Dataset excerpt
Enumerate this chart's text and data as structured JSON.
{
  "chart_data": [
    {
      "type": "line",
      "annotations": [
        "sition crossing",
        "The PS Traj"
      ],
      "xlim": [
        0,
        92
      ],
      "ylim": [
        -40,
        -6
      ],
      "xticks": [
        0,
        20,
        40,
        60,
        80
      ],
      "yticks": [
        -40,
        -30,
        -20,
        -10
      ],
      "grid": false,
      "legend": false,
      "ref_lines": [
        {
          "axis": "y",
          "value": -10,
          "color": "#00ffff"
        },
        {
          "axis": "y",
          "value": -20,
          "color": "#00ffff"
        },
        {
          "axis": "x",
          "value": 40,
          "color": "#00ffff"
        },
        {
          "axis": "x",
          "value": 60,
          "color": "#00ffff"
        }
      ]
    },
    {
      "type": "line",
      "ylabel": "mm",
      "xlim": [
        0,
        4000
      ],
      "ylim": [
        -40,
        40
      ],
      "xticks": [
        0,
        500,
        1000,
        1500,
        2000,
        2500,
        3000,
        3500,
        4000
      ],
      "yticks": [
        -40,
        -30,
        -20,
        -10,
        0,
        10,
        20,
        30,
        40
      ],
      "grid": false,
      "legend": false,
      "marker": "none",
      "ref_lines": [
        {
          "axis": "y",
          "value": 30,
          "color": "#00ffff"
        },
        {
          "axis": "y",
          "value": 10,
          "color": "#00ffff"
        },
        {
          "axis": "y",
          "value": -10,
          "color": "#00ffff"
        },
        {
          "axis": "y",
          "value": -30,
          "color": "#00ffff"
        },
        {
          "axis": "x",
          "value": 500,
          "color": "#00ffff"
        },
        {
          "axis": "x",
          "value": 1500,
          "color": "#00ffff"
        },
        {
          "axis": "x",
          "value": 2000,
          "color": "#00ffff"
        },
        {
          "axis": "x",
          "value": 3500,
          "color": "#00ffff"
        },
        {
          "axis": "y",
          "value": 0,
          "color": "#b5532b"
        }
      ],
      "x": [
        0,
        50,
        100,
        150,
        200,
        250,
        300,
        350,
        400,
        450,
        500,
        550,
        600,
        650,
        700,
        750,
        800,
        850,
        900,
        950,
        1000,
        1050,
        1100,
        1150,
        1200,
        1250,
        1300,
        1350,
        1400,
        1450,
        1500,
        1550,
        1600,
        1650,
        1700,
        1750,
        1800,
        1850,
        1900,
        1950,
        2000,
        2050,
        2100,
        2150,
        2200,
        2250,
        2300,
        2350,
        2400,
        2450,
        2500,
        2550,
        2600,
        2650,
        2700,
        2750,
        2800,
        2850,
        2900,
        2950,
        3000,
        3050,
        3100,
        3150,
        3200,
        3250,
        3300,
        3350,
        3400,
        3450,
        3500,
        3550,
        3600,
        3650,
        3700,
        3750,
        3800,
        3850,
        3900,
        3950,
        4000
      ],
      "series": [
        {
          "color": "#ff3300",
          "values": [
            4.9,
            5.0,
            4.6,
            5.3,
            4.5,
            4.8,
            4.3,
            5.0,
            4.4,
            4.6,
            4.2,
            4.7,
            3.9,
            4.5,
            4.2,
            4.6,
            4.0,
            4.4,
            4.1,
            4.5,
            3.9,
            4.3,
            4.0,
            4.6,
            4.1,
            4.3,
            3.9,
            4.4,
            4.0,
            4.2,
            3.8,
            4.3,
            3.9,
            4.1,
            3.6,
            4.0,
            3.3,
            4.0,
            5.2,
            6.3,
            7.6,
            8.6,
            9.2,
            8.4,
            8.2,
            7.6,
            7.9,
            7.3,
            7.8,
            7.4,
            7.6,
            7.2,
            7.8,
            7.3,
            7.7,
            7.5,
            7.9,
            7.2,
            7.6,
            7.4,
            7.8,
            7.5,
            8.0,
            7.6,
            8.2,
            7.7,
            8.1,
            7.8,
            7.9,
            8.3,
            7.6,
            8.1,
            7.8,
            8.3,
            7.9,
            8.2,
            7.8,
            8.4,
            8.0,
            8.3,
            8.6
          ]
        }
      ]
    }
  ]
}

_TASK TO CARRY OUT_. Return every entry exactly as given.

_SOLUTION TO THIS PROBLEM_.
Enumerate this chart's text and data as structured JSON.
{
  "chart_data": [
    {
      "type": "line",
      "annotations": [
        "sition crossing",
        "The PS Traj"
      ],
      "xlim": [
        0,
        92
      ],
      "ylim": [
        -40,
        -6
      ],
      "xticks": [
        0,
        20,
        40,
        60,
        80
      ],
      "yticks": [
        -40,
        -30,
        -20,
        -10
      ],
      "grid": false,
      "legend": false,
      "ref_lines": [
        {
          "axis": "y",
          "value": -10,
          "color": "#00ffff"
        },
        {
          "axis": "y",
          "value": -20,
          "color": "#00ffff"
        },
        {
          "axis": "x",
          "value": 40,
          "color": "#00ffff"
        },
        {
          "axis": "x",
          "value": 60,
          "color": "#00ffff"
        }
      ]
    },
    {
      "type": "line",
      "ylabel": "mm",
      "xlim": [
        0,
        4000
      ],
      "ylim": [
        -40,
        40
      ],
      "xticks": [
        0,
        500,
        1000,
        1500,
        2000,
        2500,
        3000,
        3500,
        4000
      ],
      "yticks": [
        -40,
        -30,
        -20,
        -10,
        0,
        10,
        20,
        30,
        40
      ],
      "grid": false,
      "legend": false,
      "marker": "none",
      "ref_lines": [
        {
          "axis": "y",
          "value": 30,
          "color": "#00ffff"
        },
        {
          "axis": "y",
          "value": 10,
          "color": "#00ffff"
        },
        {
          "axis": "y",
          "value": -10,
          "color": "#00ffff"
        },
        {
          "axis": "y",
          "value": -30,
          "color": "#00ffff"
        },
        {
          "axis": "x",
          "value": 500,
          "color": "#00ffff"
        },
        {
          "axis": "x",
          "value": 1500,
          "color": "#00ffff"
        },
        {
          "axis": "x",
          "value": 2000,
          "color": "#00ffff"
        },
        {
          "axis": "x",
          "value": 3500,
          "color": "#00ffff"
        },
        {
          "axis": "y",
          "value": 0,
          "color": "#b5532b"
        }
      ],
      "x": [
        0,
        50,
        100,
        150,
        200,
        250,
        300,
        350,
        400,
        450,
        500,
        550,
        600,
        650,
        700,
        750,
        800,
        850,
        900,
        950,
        1000,
        1050,
        1100,
        1150,
        1200,
        1250,
        1300,
        1350,
        1400,
        1450,
        1500,
        1550,
        1600,
        1650,
        1700,
        1750,
        1800,
        1850,
        1900,
        1950,
        2000,
        2050,
        2100,
        2150,
        2200,
        2250,
        2300,
        2350,
        2400,
        2450,
        2500,
        2550,
        2600,
        2650,
        2700,
        2750,
        2800,
        2850,
        2900,
        2950,
        3000,
        3050,
        3100,
        3150,
        3200,
        3250,
        3300,
        3350,
        3400,
        3450,
        3500,
        3550,
        3600,
        3650,
        3700,
        3750,
        3800,
        3850,
        3900,
        3950,
        4000
      ],
      "series": [
        {
          "color": "#ff3300",
          "values": [
            4.9,
            5.0,
            4.6,
            5.3,
            4.5,
            4.8,
            4.3,
            5.0,
            4.4,
            4.6,
            4.2,
            4.7,
            3.9,
            4.5,
            4.2,
            4.6,
            4.0,
            4.4,
            4.1,
            4.5,
            3.9,
            4.3,
            4.0,
            4.6,
            4.1,
            4.3,
            3.9,
            4.4,
            4.0,
            4.2,
            3.8,
            4.3,
            3.9,
            4.1,
            3.6,
            4.0,
            3.3,
            4.0,
            5.2,
            6.3,
            7.6,
            8.6,
            9.2,
            8.4,
            8.2,
            7.6,
            7.9,
            7.3,
            7.8,
            7.4,
            7.6,
            7.2,
            7.8,
            7.3,
            7.7,
            7.5,
            7.9,
            7.2,
            7.6,
            7.4,
            7.8,
            7.5,
            8.0,
            7.6,
            8.2,
            7.7,
            8.1,
            7.8,
            7.9,
            8.3,
            7.6,
            8.1,
            7.8,
            8.3,
            7.9,
            8.2,
            7.8,
            8.4,
            8.0,
            8.3,
            8.6
          ]
        }
      ]
    }
  ]
}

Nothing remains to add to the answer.